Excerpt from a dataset
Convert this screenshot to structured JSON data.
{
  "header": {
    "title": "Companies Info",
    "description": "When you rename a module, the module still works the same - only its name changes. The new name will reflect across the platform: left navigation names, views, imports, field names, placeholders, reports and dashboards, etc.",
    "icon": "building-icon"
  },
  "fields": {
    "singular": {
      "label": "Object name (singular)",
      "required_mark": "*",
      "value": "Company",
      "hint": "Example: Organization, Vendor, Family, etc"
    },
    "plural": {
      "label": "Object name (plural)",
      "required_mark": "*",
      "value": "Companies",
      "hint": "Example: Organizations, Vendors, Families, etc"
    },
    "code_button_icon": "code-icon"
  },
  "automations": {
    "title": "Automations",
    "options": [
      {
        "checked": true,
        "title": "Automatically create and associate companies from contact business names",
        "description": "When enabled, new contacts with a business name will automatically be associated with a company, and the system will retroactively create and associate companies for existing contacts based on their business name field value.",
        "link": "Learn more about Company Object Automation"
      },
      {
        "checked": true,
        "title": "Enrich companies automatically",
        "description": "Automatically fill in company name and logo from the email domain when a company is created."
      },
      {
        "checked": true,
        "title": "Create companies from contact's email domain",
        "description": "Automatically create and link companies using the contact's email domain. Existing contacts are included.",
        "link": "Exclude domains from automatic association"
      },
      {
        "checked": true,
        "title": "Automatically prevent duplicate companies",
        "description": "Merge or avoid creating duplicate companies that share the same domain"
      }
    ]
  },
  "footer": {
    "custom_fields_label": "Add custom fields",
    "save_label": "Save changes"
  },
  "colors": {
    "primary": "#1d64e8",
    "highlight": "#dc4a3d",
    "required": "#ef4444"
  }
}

— SHORT EXERCISE —
Give all of the entries again, word for word.

— EXERCISE ANSWER —
Convert this screenshot to structured JSON data.
{
  "header": {
    "title": "Companies Info",
    "description": "When you rename a module, the module still works the same - only its name changes. The new name will reflect across the platform: left navigation names, views, imports, field names, placeholders, reports and dashboards, etc.",
    "icon": "building-icon"
  },
  "fields": {
    "singular": {
      "label": "Object name (singular)",
      "required_mark": "*",
      "value": "Company",
      "hint": "Example: Organization, Vendor, Family, etc"
    },
    "plural": {
      "label": "Object name (plural)",
      "required_mark": "*",
      "value": "Companies",
      "hint": "Example: Organizations, Vendors, Families, etc"
    },
    "code_button_icon": "code-icon"
  },
  "automations": {
    "title": "Automations",
    "options": [
      {
        "checked": true,
        "title": "Automatically create and associate companies from contact business names",
        "description": "When enabled, new contacts with a business name will automatically be associated with a company, and the system will retroactively create and associate companies for existing contacts based on their business name field value.",
        "link": "Learn more about Company Object Automation"
      },
      {
        "checked": true,
        "title": "Enrich companies automatically",
        "description": "Automatically fill in company name and logo from the email domain when a company is created."
      },
      {
        "checked": true,
        "title": "Create companies from contact's email domain",
        "description": "Automatically create and link companies using the contact's email domain. Existing contacts are included.",
        "link": "Exclude domains from automatic association"
      },
      {
        "checked": true,
        "title": "Automatically prevent duplicate companies",
        "description": "Merge or avoid creating duplicate companies that share the same domain"
      }
    ]
  },
  "footer": {
    "custom_fields_label": "Add custom fields",
    "save_label": "Save changes"
  },
  "colors": {
    "primary": "#1d64e8",
    "highlight": "#dc4a3d",
    "required": "#ef4444"
  }
}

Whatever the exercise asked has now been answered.